T-SQL: NVARCHAR(255) vs. NVARCHAR(MAX) Disk Space Comparison


In some scenarios like ETL or load data into a DB, we need to insert the data into a staging table, where all the columns are String data type and on the next step to cleanse and manipulate the data. I heard a discussion about the data type of the columns in the staging table – NVARCHAR(255) or NVARCHAR(MAX). Some of the arguments were:

  • Statement 1NVARCHAR(MAX) will return error message if we have more than 20 columns
  • Statement 2 NVARCHAR(MAX) takes much more disk space

I decided to have a little fun and reproduce the scenario when we insert random data in both tables – NVARCHAR(255) and NVARCHAR(MAX)

The steps are:

  • Create databases – DB_255 and DB_MAX
  • Create tables with 100 columns in each DB – Table_255 and Table_MAX
  • Populate the tables with 1000 random rows
  • Duplicate the rows until we have 32,000 rows in each table
  • Check the size of the .mdf for each DB

Create databases

USE [master];
GO
 
IF (DB_ID('DB_255') IS NOT NULL)

Raw records:
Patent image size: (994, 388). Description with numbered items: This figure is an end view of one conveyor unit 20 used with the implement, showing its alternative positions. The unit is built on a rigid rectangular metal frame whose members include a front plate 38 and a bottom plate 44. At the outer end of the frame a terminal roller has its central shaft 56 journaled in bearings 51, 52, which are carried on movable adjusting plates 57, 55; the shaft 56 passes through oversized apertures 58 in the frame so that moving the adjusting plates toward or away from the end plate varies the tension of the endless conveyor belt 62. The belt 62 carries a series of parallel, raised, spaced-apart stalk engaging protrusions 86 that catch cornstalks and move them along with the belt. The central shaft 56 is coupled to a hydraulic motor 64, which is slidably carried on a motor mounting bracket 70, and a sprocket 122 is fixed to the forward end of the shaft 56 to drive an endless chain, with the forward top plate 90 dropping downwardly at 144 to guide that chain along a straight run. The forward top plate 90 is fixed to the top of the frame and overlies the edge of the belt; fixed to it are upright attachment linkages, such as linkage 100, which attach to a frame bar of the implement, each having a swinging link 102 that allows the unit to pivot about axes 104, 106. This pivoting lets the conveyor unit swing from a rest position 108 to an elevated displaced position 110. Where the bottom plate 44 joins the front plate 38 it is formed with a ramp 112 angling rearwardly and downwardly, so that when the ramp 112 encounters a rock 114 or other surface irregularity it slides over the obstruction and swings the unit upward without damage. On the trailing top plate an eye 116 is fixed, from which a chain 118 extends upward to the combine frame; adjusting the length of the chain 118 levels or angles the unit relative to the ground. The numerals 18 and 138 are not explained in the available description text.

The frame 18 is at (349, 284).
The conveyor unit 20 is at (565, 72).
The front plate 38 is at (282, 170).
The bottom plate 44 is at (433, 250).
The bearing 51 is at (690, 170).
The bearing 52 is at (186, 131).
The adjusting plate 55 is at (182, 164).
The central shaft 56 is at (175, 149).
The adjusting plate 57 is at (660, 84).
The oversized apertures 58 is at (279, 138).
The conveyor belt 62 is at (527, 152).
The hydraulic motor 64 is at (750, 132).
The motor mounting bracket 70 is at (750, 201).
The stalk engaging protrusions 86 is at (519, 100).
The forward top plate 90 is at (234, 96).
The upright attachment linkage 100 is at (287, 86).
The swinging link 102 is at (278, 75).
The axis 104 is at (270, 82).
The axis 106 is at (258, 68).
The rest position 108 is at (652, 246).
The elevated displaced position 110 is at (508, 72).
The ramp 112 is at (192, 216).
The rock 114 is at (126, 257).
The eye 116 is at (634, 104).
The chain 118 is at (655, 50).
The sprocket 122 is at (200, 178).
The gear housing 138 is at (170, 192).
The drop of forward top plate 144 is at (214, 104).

Task objective: In the NVARCHAR disk space comparison, how many rows does each table hold once the duplication step is done?

Expected answer: 32,000 rows.